Task statement:
Your task is to output all the records below, word for word.

Data to use:
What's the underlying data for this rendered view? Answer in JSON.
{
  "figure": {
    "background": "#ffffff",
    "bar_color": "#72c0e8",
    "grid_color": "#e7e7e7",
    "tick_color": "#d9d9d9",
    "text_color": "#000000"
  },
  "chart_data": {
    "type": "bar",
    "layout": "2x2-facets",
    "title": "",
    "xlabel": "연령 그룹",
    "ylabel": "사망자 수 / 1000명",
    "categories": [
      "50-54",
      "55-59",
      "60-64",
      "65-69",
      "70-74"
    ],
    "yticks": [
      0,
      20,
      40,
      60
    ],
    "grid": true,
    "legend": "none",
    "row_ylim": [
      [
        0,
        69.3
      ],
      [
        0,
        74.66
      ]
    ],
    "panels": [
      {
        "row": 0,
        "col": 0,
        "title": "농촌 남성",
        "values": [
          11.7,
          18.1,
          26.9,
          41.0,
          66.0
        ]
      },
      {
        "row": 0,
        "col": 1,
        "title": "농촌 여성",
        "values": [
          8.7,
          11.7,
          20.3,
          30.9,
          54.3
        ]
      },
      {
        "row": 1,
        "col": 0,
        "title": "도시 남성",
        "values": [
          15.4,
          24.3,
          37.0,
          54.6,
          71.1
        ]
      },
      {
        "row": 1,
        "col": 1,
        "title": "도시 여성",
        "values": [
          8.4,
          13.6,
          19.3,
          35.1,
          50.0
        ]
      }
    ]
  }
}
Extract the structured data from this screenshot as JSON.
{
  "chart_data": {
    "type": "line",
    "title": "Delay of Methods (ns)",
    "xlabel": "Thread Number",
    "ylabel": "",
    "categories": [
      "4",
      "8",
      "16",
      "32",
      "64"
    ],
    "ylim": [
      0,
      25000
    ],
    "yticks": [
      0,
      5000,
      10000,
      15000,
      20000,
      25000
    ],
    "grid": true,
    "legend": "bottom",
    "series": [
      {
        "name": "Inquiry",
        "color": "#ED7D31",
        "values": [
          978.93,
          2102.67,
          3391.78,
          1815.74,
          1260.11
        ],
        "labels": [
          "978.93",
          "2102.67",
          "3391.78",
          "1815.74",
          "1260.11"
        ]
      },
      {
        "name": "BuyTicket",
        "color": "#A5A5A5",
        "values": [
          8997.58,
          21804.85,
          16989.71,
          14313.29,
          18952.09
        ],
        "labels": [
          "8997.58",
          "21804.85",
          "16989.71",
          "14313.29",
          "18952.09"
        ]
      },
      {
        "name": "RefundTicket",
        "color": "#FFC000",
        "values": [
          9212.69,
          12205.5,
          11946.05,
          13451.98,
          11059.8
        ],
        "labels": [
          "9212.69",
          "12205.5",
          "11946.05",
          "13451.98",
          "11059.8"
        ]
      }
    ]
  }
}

Response to this exercise:
What's the underlying data for this rendered view? Answer in JSON.
{
  "figure": {
    "background": "#ffffff",
    "bar_color": "#72c0e8",
    "grid_color": "#e7e7e7",
    "tick_color": "#d9d9d9",
    "text_color": "#000000"
  },
  "chart_data": {
    "type": "bar",
    "layout": "2x2-facets",
    "title": "",
    "xlabel": "연령 그룹",
    "ylabel": "사망자 수 / 1000명",
    "categories": [
      "50-54",
      "55-59",
      "60-64",
      "65-69",
      "70-74"
    ],
    "yticks": [
      0,
      20,
      40,
      60
    ],
    "grid": true,
    "legend": "none",
    "row_ylim": [
      [
        0,
        69.3
      ],
      [
        0,
        74.66
      ]
    ],
    "panels": [
      {
        "row": 0,
        "col": 0,
        "title": "농촌 남성",
        "values": [
          11.7,
          18.1,
          26.9,
          41.0,
          66.0
        ]
      },
      {
        "row": 0,
        "col": 1,
        "title": "농촌 여성",
        "values": [
          8.7,
          11.7,
          20.3,
          30.9,
          54.3
        ]
      },
      {
        "row": 1,
        "col": 0,
        "title": "도시 남성",
        "values": [
          15.4,
          24.3,
          37.0,
          54.6,
          71.1
        ]
      },
      {
        "row": 1,
        "col": 1,
        "title": "도시 여성",
        "values": [
          8.4,
          13.6,
          19.3,
          35.1,
          50.0
        ]
      }
    ]
  }
}
Extract the structured data from this screenshot as JSON.
{
  "chart_data": {
    "type": "line",
    "title": "Delay of Methods (ns)",
    "xlabel": "Thread Number",
    "ylabel": "",
    "categories": [
      "4",
      "8",
      "16",
      "32",
      "64"
    ],
    "ylim": [
      0,
      25000
    ],
    "yticks": [
      0,
      5000,
      10000,
      15000,
      20000,
      25000
    ],
    "grid": true,
    "legend": "bottom",
    "series": [
      {
        "name": "Inquiry",
        "color": "#ED7D31",
        "values": [
          978.93,
          2102.67,
          3391.78,
          1815.74,
          1260.11
        ],
        "labels": [
          "978.93",
          "2102.67",
          "3391.78",
          "1815.74",
          "1260.11"
        ]
      },
      {
        "name": "BuyTicket",
        "color": "#A5A5A5",
        "values": [
          8997.58,
          21804.85,
          16989.71,
          14313.29,
          18952.09
        ],
        "labels": [
          "8997.58",
          "21804.85",
          "16989.71",
          "14313.29",
          "18952.09"
        ]
      },
      {
        "name": "RefundTicket",
        "color": "#FFC000",
        "values": [
          9212.69,
          12205.5,
          11946.05,
          13451.98,
          11059.8
        ],
        "labels": [
          "9212.69",
          "12205.5",
          "11946.05",
          "13451.98",
          "11059.8"
        ]
      }
    ]
  }
}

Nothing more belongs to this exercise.